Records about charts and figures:
• • • •

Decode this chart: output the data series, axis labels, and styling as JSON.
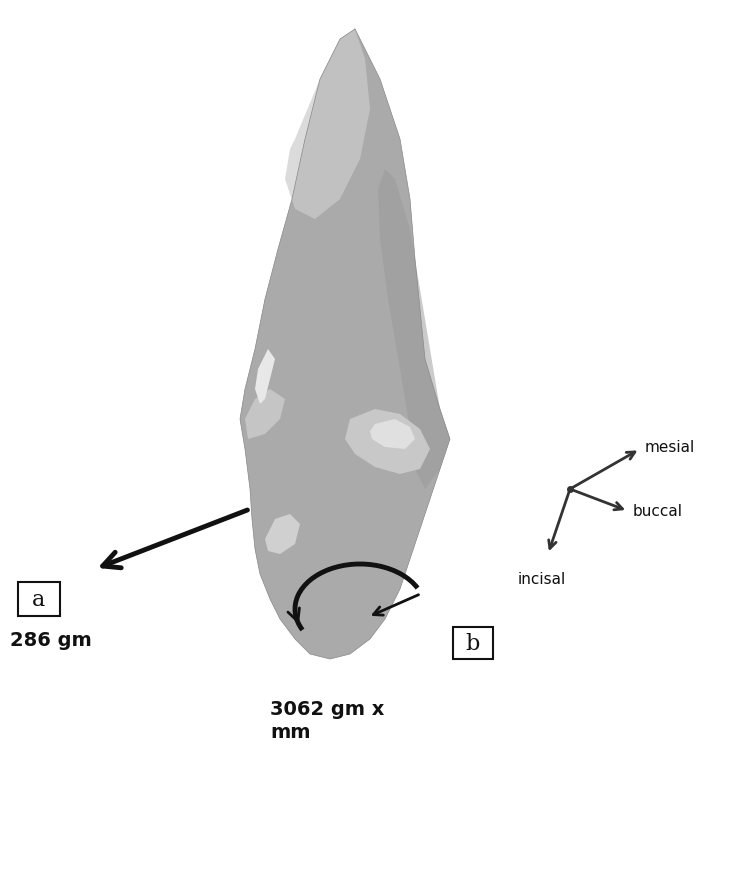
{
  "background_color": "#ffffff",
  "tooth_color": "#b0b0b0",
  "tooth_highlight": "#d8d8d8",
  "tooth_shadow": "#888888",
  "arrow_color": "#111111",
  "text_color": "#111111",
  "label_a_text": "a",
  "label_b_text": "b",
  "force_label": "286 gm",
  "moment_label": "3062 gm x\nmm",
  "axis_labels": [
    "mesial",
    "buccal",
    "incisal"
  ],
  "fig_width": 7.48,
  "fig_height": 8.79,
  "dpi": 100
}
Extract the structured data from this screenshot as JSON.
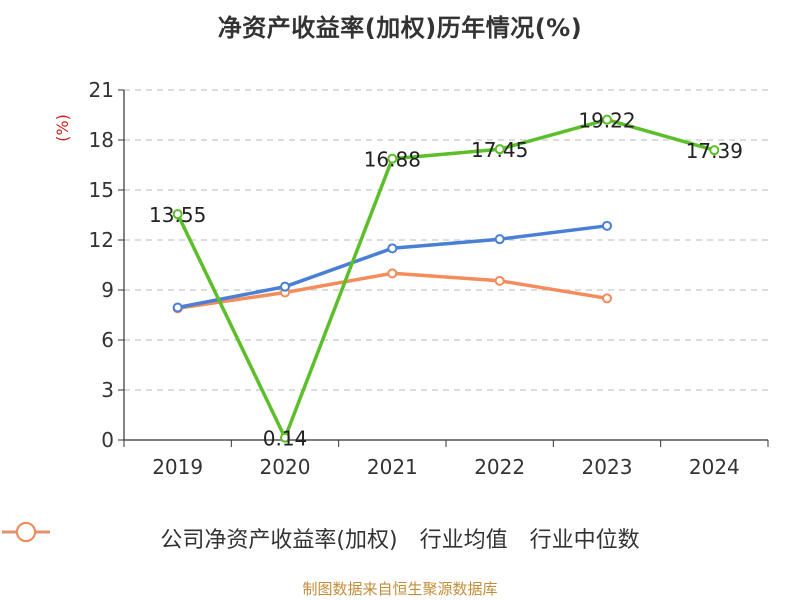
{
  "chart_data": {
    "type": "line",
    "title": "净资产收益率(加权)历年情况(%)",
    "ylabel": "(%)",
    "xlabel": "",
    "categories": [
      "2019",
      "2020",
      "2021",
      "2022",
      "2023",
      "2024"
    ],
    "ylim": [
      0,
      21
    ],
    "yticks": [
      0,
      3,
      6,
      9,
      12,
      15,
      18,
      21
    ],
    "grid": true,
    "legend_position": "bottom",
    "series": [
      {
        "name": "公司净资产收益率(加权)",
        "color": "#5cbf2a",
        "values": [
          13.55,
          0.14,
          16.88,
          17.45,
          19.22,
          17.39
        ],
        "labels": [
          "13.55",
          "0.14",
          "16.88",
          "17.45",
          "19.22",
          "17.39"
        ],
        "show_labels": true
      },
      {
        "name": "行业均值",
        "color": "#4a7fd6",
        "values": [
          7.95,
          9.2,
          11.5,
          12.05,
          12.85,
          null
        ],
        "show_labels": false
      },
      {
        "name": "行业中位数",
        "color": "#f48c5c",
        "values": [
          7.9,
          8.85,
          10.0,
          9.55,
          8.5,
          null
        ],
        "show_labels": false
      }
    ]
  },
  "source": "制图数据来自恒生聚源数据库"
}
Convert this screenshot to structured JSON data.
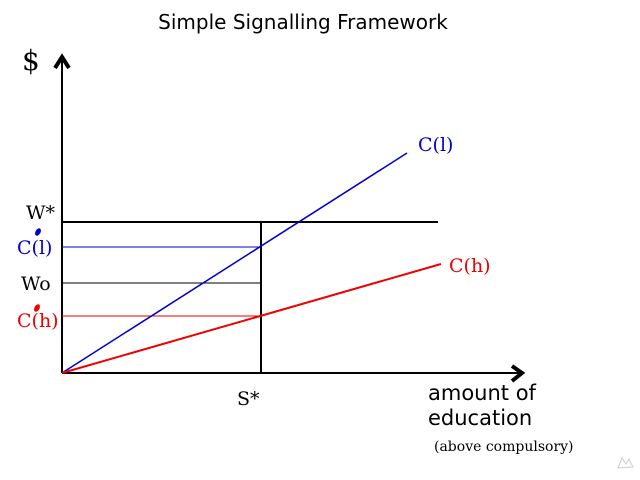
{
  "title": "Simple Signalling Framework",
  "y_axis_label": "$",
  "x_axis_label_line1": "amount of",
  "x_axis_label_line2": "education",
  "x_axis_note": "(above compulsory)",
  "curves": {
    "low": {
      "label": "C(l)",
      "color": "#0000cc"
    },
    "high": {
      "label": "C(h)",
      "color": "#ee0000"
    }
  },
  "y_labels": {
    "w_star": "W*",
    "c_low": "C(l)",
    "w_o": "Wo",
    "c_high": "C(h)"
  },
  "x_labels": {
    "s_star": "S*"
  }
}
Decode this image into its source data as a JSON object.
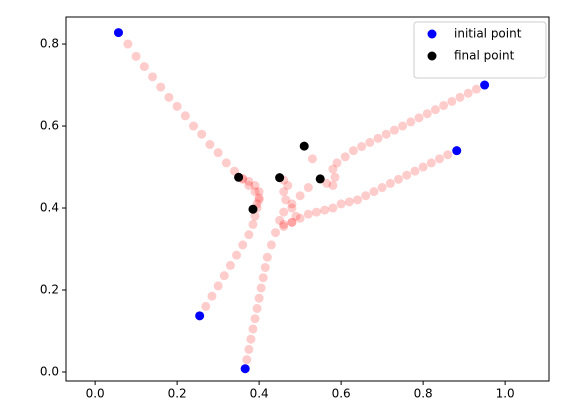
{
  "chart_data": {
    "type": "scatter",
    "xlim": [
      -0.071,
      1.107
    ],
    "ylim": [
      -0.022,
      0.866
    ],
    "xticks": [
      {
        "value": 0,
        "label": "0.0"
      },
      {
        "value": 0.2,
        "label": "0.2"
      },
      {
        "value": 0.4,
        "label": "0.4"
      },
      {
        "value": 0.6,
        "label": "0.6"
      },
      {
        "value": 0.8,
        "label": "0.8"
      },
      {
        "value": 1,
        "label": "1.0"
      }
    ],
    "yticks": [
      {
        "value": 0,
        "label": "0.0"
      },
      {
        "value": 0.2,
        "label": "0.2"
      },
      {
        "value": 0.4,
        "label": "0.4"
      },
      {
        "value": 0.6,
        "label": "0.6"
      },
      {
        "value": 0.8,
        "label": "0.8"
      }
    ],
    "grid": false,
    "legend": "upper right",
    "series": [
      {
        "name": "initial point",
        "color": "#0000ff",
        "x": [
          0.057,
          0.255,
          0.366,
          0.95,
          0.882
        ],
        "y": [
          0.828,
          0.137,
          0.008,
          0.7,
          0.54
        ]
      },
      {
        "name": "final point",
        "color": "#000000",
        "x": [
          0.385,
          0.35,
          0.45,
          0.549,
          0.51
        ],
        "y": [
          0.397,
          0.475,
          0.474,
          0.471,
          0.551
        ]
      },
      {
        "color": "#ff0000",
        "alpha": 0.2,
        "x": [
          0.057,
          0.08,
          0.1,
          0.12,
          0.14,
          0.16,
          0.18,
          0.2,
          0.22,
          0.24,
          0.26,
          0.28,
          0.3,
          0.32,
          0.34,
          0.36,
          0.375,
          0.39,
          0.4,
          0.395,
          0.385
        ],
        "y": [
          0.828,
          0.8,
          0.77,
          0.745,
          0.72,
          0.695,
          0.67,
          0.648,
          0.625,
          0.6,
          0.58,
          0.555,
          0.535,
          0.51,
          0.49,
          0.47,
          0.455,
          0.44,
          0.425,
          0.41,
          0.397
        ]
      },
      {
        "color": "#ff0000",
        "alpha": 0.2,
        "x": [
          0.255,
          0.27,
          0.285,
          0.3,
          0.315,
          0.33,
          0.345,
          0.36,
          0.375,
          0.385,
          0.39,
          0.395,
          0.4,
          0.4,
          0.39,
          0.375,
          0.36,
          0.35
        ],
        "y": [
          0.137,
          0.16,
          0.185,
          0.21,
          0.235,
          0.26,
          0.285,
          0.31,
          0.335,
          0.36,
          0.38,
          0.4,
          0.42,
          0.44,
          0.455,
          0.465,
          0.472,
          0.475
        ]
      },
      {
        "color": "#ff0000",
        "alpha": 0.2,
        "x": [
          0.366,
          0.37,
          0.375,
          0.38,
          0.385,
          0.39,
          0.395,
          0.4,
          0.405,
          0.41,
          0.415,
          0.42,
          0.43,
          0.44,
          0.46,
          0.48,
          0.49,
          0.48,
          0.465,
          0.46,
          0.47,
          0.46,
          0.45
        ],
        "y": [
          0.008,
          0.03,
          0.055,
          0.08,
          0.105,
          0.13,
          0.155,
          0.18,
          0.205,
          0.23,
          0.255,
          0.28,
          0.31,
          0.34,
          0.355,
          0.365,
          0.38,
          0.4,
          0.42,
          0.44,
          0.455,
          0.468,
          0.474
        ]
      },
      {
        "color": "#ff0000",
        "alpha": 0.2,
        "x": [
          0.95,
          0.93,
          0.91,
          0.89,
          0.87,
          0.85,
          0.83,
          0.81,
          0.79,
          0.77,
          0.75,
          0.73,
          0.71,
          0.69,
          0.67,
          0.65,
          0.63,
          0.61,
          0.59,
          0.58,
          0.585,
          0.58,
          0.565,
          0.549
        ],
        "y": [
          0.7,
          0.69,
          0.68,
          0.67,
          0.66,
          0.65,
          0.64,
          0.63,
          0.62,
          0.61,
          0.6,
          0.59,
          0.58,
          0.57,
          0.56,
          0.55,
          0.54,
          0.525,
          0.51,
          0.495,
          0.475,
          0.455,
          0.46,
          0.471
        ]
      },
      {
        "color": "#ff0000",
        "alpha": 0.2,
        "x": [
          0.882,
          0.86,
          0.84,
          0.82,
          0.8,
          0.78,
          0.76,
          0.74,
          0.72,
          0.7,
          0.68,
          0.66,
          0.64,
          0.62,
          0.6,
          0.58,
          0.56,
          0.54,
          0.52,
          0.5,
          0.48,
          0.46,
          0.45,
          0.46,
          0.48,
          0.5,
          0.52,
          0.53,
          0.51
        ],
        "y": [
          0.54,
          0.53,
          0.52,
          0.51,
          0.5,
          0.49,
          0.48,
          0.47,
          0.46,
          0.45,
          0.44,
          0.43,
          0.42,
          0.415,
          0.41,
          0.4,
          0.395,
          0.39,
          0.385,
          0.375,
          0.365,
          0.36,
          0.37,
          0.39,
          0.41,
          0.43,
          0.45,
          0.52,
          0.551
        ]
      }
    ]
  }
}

• • • •

Set problem.
Omit any images, then output the listing exactly.

Expected output.
Decode this chart: output the data series, axis labels, and styling as JSON.
{
  "background_color": "#ffffff",
  "tooth_color": "#b0b0b0",
  "tooth_highlight": "#d8d8d8",
  "tooth_shadow": "#888888",
  "arrow_color": "#111111",
  "text_color": "#111111",
  "label_a_text": "a",
  "label_b_text": "b",
  "force_label": "286 gm",
  "moment_label": "3062 gm x\nmm",
  "axis_labels": [
    "mesial",
    "buccal",
    "incisal"
  ],
  "fig_width": 7.48,
  "fig_height": 8.79,
  "dpi": 100
}
Extract the structured data from this screenshot as JSON.
{
  "chart_data": {
    "type": "line",
    "title": "净资产收益率(加权)历年情况(%)",
    "ylabel": "(%)",
    "xlabel": "",
    "categories": [
      "2019",
      "2020",
      "2021",
      "2022",
      "2023",
      "2024"
    ],
    "ylim": [
      0,
      21
    ],
    "yticks": [
      0,
      3,
      6,
      9,
      12,
      15,
      18,
      21
    ],
    "grid": true,
    "legend_position": "bottom",
    "series": [
      {
        "name": "公司净资产收益率(加权)",
        "color": "#5cbf2a",
        "values": [
          13.55,
          0.14,
          16.88,
          17.45,
          19.22,
          17.39
        ],
        "labels": [
          "13.55",
          "0.14",
          "16.88",
          "17.45",
          "19.22",
          "17.39"
        ],
        "show_labels": true
      },
      {
        "name": "行业均值",
        "color": "#4a7fd6",
        "values": [
          7.95,
          9.2,
          11.5,
          12.05,
          12.85,
          null
        ],
        "show_labels": false
      },
      {
        "name": "行业中位数",
        "color": "#f48c5c",
        "values": [
          7.9,
          8.85,
          10.0,
          9.55,
          8.5,
          null
        ],
        "show_labels": false
      }
    ]
  },
  "source": "制图数据来自恒生聚源数据库"
}
Convert this screenshot to structured JSON data.
{
  "title": "Simple Signalling Framework",
  "y_axis_label": "$",
  "x_axis_label_line1": "amount of",
  "x_axis_label_line2": "education",
  "x_axis_note": "(above compulsory)",
  "curves": {
    "low": {
      "label": "C(l)",
      "color": "#0000cc"
    },
    "high": {
      "label": "C(h)",
      "color": "#ee0000"
    }
  },
  "y_labels": {
    "w_star": "W*",
    "c_low": "C(l)",
    "w_o": "Wo",
    "c_high": "C(h)"
  },
  "x_labels": {
    "s_star": "S*"
  }
}
Decode this image into its source data as a JSON object.
{
  "chart_data": {
    "type": "scatter",
    "xlim": [
      -0.071,
      1.107
    ],
    "ylim": [
      -0.022,
      0.866
    ],
    "xticks": [
      {
        "value": 0,
        "label": "0.0"
      },
      {
        "value": 0.2,
        "label": "0.2"
      },
      {
        "value": 0.4,
        "label": "0.4"
      },
      {
        "value": 0.6,
        "label": "0.6"
      },
      {
        "value": 0.8,
        "label": "0.8"
      },
      {
        "value": 1,
        "label": "1.0"
      }
    ],
    "yticks": [
      {
        "value": 0,
        "label": "0.0"
      },
      {
        "value": 0.2,
        "label": "0.2"
      },
      {
        "value": 0.4,
        "label": "0.4"
      },
      {
        "value": 0.6,
        "label": "0.6"
      },
      {
        "value": 0.8,
        "label": "0.8"
      }
    ],
    "grid": false,
    "legend": "upper right",
    "series": [
      {
        "name": "initial point",
        "color": "#0000ff",
        "x": [
          0.057,
          0.255,
          0.366,
          0.95,
          0.882
        ],
        "y": [
          0.828,
          0.137,
          0.008,
          0.7,
          0.54
        ]
      },
      {
        "name": "final point",
        "color": "#000000",
        "x": [
          0.385,
          0.35,
          0.45,
          0.549,
          0.51
        ],
        "y": [
          0.397,
          0.475,
          0.474,
          0.471,
          0.551
        ]
      },
      {
        "color": "#ff0000",
        "alpha": 0.2,
        "x": [
          0.057,
          0.08,
          0.1,
          0.12,
          0.14,
          0.16,
          0.18,
          0.2,
          0.22,
          0.24,
          0.26,
          0.28,
          0.3,
          0.32,
          0.34,
          0.36,
          0.375,
          0.39,
          0.4,
          0.395,
          0.385
        ],
        "y": [
          0.828,
          0.8,
          0.77,
          0.745,
          0.72,
          0.695,
          0.67,
          0.648,
          0.625,
          0.6,
          0.58,
          0.555,
          0.535,
          0.51,
          0.49,
          0.47,
          0.455,
          0.44,
          0.425,
          0.41,
          0.397
        ]
      },
      {
        "color": "#ff0000",
        "alpha": 0.2,
        "x": [
          0.255,
          0.27,
          0.285,
          0.3,
          0.315,
          0.33,
          0.345,
          0.36,
          0.375,
          0.385,
          0.39,
          0.395,
          0.4,
          0.4,
          0.39,
          0.375,
          0.36,
          0.35
        ],
        "y": [
          0.137,
          0.16,
          0.185,
          0.21,
          0.235,
          0.26,
          0.285,
          0.31,
          0.335,
          0.36,
          0.38,
          0.4,
          0.42,
          0.44,
          0.455,
          0.465,
          0.472,
          0.475
        ]
      },
      {
        "color": "#ff0000",
        "alpha": 0.2,
        "x": [
          0.366,
          0.37,
          0.375,
          0.38,
          0.385,
          0.39,
          0.395,
          0.4,
          0.405,
          0.41,
          0.415,
          0.42,
          0.43,
          0.44,
          0.46,
          0.48,
          0.49,
          0.48,
          0.465,
          0.46,
          0.47,
          0.46,
          0.45
        ],
        "y": [
          0.008,
          0.03,
          0.055,
          0.08,
          0.105,
          0.13,
          0.155,
          0.18,
          0.205,
          0.23,
          0.255,
          0.28,
          0.31,
          0.34,
          0.355,
          0.365,
          0.38,
          0.4,
          0.42,
          0.44,
          0.455,
          0.468,
          0.474
        ]
      },
      {
        "color": "#ff0000",
        "alpha": 0.2,
        "x": [
          0.95,
          0.93,
          0.91,
          0.89,
          0.87,
          0.85,
          0.83,
          0.81,
          0.79,
          0.77,
          0.75,
          0.73,
          0.71,
          0.69,
          0.67,
          0.65,
          0.63,
          0.61,
          0.59,
          0.58,
          0.585,
          0.58,
          0.565,
          0.549
        ],
        "y": [
          0.7,
          0.69,
          0.68,
          0.67,
          0.66,
          0.65,
          0.64,
          0.63,
          0.62,
          0.61,
          0.6,
          0.59,
          0.58,
          0.57,
          0.56,
          0.55,
          0.54,
          0.525,
          0.51,
          0.495,
          0.475,
          0.455,
          0.46,
          0.471
        ]
      },
      {
        "color": "#ff0000",
        "alpha": 0.2,
        "x": [
          0.882,
          0.86,
          0.84,
          0.82,
          0.8,
          0.78,
          0.76,
          0.74,
          0.72,
          0.7,
          0.68,
          0.66,
          0.64,
          0.62,
          0.6,
          0.58,
          0.56,
          0.54,
          0.52,
          0.5,
          0.48,
          0.46,
          0.45,
          0.46,
          0.48,
          0.5,
          0.52,
          0.53,
          0.51
        ],
        "y": [
          0.54,
          0.53,
          0.52,
          0.51,
          0.5,
          0.49,
          0.48,
          0.47,
          0.46,
          0.45,
          0.44,
          0.43,
          0.42,
          0.415,
          0.41,
          0.4,
          0.395,
          0.39,
          0.385,
          0.375,
          0.365,
          0.36,
          0.37,
          0.39,
          0.41,
          0.43,
          0.45,
          0.52,
          0.551
        ]
      }
    ]
  }
}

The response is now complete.